-- JOB --
Report how many lines contain "TOOL". Give the number and nothing else.

-- Figure record listings --

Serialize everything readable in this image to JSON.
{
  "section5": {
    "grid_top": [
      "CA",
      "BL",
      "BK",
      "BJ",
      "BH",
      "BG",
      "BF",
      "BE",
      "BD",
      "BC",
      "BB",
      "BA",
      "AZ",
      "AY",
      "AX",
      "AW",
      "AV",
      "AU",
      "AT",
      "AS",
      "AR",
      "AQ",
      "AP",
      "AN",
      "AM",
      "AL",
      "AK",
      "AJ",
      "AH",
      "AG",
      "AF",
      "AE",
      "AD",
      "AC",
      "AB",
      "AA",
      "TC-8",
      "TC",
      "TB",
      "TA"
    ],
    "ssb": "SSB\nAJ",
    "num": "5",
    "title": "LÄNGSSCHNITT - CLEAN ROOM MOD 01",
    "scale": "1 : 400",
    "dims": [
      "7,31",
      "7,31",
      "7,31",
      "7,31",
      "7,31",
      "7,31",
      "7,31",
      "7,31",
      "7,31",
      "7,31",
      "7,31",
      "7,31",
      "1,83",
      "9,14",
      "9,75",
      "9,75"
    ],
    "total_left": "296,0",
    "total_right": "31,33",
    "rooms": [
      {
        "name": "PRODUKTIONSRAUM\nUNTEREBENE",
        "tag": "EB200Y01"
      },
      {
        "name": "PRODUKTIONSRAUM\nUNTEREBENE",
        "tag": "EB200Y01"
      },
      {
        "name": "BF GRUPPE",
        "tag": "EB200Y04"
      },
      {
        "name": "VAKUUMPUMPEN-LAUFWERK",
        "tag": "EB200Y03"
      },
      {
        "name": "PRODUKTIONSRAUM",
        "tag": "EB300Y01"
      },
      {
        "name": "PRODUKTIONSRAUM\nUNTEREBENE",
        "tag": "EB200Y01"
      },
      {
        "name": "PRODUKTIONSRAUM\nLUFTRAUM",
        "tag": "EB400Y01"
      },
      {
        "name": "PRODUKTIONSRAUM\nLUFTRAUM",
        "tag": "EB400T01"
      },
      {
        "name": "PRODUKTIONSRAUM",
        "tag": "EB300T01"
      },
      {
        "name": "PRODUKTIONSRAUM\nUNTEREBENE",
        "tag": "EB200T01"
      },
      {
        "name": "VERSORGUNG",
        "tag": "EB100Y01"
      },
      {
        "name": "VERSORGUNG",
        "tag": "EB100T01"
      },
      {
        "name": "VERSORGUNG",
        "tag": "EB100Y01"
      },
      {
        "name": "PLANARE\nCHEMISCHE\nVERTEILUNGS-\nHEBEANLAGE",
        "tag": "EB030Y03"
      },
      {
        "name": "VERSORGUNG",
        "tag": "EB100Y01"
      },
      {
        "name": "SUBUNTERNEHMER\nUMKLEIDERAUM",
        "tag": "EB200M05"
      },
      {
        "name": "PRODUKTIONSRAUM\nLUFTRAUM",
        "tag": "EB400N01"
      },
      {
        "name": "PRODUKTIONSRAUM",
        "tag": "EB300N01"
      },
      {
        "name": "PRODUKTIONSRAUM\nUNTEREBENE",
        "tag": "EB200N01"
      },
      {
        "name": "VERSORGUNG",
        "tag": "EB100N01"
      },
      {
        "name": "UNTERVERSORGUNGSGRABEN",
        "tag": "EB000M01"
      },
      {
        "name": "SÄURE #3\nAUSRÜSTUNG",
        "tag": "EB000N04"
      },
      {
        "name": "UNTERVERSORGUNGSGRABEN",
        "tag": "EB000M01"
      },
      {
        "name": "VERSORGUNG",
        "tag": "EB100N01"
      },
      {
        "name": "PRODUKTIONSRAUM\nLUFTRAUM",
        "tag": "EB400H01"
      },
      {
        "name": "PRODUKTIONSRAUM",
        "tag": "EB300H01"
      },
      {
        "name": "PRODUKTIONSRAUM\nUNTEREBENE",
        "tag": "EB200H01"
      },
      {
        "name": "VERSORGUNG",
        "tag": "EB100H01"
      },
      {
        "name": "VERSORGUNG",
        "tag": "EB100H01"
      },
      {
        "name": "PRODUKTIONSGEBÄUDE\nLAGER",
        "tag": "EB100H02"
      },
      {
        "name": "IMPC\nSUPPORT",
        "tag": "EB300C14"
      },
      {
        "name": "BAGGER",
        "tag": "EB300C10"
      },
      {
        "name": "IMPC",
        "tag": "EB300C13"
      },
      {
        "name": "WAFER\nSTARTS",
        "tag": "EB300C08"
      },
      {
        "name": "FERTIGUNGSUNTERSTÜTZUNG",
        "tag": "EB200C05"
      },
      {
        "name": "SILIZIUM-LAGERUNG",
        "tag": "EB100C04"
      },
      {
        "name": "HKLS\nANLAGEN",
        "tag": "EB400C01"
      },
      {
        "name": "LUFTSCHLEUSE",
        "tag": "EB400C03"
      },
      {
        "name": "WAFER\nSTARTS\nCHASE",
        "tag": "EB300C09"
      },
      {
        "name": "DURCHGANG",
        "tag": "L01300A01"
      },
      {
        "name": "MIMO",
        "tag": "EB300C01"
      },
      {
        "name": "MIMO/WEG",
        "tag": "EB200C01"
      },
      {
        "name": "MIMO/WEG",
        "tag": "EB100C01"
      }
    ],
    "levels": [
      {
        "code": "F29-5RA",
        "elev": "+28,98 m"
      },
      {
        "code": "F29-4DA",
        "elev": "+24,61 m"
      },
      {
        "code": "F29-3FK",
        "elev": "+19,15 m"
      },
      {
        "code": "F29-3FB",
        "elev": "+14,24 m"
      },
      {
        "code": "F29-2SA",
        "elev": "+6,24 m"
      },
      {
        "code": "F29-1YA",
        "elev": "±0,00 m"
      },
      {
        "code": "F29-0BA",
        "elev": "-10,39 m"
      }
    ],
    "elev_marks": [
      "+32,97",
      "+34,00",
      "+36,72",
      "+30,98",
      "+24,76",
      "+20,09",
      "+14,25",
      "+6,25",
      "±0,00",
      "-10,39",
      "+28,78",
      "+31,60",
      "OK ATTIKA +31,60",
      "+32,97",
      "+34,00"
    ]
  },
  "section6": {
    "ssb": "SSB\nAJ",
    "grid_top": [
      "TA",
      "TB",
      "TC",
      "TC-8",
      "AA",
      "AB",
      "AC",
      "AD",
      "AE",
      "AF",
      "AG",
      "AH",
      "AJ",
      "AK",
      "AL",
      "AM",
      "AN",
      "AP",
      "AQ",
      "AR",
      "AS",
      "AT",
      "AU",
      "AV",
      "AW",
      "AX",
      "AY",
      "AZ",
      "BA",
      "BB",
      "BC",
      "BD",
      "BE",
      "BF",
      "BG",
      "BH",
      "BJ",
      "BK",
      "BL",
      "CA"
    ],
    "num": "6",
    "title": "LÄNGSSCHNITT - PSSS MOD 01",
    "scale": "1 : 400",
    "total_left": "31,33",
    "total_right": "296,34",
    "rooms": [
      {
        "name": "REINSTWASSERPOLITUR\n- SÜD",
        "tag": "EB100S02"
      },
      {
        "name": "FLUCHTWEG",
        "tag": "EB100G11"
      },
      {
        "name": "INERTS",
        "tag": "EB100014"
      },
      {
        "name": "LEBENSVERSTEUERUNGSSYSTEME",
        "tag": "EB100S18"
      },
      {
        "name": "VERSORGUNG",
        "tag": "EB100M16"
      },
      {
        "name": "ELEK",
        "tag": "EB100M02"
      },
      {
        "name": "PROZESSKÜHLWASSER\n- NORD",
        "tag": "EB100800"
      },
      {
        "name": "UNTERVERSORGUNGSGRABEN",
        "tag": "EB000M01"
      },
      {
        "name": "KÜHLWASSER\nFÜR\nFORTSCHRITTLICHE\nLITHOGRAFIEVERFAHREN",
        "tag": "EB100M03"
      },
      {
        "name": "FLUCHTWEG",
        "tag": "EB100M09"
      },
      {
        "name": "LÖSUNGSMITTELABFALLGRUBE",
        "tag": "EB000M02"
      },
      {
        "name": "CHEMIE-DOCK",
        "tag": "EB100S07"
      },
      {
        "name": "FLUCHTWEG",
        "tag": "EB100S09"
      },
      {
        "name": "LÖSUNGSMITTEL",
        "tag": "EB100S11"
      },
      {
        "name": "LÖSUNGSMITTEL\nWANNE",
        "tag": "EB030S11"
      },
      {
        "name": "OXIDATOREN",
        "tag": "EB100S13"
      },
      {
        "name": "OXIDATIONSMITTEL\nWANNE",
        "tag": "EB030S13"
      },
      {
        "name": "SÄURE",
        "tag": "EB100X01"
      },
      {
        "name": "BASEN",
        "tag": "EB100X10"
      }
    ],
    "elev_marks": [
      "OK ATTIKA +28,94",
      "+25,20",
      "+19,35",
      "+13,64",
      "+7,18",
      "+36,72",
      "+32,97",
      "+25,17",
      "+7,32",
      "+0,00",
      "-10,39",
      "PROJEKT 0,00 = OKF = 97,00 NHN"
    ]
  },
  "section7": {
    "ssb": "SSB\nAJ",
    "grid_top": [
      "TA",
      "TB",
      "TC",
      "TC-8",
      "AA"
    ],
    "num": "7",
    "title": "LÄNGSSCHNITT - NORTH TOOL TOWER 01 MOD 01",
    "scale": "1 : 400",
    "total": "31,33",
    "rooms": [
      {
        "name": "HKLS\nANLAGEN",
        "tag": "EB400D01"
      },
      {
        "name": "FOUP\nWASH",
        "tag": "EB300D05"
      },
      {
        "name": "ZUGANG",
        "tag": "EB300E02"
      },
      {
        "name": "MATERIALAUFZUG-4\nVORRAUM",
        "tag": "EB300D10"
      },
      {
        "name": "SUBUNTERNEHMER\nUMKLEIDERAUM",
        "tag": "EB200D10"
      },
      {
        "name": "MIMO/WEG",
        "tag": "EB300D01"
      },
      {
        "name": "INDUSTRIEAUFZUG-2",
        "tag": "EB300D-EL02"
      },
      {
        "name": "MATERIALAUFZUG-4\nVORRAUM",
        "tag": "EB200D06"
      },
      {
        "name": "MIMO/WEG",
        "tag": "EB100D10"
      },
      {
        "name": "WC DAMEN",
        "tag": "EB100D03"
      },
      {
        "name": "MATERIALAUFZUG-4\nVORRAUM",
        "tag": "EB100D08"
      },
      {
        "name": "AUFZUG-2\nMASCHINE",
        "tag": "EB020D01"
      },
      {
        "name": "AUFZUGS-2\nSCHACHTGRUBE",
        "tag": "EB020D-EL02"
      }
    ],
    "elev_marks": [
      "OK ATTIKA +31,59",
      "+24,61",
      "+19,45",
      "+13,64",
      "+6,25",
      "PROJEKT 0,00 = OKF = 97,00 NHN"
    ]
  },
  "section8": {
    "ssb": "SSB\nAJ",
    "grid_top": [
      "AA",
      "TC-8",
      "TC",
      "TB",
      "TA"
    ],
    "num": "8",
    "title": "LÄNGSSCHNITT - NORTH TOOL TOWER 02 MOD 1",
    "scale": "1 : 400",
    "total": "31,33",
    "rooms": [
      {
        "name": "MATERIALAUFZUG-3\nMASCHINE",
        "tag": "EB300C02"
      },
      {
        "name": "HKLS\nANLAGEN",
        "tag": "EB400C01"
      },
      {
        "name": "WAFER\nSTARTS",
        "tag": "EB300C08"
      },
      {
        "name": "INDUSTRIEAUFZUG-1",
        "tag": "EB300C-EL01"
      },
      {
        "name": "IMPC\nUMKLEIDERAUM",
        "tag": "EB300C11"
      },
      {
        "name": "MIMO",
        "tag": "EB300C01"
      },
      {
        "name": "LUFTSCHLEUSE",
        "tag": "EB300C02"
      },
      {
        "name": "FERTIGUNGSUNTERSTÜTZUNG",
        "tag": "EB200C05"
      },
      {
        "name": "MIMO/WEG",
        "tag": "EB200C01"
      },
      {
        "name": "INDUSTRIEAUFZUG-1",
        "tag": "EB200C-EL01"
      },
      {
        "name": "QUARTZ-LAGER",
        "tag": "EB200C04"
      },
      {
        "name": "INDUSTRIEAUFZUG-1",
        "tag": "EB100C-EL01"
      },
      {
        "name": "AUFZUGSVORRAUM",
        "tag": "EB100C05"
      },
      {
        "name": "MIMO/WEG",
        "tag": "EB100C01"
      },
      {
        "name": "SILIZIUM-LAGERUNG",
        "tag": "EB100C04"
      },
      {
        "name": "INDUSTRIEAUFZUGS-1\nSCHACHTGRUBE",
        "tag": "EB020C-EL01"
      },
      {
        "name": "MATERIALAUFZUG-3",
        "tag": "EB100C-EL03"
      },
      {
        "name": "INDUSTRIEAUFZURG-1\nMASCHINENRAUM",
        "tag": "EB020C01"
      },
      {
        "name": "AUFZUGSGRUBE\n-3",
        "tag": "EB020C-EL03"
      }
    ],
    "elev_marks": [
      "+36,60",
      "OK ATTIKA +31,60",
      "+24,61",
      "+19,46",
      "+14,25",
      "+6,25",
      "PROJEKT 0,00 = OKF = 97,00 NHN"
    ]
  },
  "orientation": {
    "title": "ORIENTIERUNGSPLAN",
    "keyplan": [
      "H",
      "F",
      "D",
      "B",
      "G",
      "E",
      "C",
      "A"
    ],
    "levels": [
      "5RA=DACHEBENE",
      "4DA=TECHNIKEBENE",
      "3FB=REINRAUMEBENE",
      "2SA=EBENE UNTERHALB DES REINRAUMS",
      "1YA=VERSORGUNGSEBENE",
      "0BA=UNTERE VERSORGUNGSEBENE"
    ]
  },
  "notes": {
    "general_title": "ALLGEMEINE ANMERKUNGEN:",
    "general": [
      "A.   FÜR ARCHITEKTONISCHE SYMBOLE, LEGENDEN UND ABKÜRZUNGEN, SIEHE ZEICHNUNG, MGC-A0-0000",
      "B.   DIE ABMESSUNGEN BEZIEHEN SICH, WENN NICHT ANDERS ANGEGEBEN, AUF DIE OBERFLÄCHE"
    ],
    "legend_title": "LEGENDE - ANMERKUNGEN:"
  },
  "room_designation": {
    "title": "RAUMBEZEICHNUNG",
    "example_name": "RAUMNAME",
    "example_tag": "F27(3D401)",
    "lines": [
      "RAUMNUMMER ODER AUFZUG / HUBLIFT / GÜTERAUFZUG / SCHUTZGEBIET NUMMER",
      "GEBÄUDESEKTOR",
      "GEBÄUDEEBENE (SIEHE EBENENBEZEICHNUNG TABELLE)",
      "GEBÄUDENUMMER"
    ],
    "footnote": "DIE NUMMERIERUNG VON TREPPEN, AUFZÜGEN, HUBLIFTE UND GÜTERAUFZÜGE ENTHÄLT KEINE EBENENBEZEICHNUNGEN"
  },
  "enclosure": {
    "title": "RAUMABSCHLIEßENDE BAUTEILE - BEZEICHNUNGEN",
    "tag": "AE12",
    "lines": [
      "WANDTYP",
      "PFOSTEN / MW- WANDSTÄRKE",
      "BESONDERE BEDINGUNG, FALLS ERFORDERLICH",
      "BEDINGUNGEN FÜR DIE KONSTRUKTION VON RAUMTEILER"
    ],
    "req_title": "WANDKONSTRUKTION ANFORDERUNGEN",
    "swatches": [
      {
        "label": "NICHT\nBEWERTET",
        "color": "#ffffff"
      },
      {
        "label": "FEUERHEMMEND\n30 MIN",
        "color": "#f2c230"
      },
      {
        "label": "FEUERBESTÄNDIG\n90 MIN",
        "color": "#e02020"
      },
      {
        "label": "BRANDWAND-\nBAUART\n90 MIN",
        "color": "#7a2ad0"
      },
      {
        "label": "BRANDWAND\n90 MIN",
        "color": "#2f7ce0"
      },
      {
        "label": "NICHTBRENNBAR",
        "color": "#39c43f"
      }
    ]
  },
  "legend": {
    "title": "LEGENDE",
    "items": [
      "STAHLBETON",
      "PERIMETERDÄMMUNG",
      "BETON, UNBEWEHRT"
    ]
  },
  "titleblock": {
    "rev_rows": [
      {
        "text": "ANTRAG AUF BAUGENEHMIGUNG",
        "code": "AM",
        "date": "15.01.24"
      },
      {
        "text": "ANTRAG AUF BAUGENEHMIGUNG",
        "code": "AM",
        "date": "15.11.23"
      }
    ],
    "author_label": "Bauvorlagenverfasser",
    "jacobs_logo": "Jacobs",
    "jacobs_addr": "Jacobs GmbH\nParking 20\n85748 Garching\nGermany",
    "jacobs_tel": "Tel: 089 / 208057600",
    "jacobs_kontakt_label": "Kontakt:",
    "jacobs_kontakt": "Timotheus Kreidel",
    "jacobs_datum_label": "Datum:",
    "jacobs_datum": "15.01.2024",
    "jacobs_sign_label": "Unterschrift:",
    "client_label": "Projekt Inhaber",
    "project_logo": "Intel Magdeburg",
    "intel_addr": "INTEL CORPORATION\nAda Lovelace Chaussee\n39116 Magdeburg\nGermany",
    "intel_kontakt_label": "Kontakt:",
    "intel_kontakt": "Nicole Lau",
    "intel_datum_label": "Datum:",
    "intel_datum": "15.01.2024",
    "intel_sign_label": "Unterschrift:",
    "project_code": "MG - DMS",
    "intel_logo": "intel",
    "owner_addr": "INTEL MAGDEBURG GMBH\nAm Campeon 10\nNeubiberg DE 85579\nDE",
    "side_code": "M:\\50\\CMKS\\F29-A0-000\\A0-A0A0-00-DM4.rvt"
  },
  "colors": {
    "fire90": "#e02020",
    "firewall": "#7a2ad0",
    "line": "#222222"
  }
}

-- EXERCISE RESULT --
2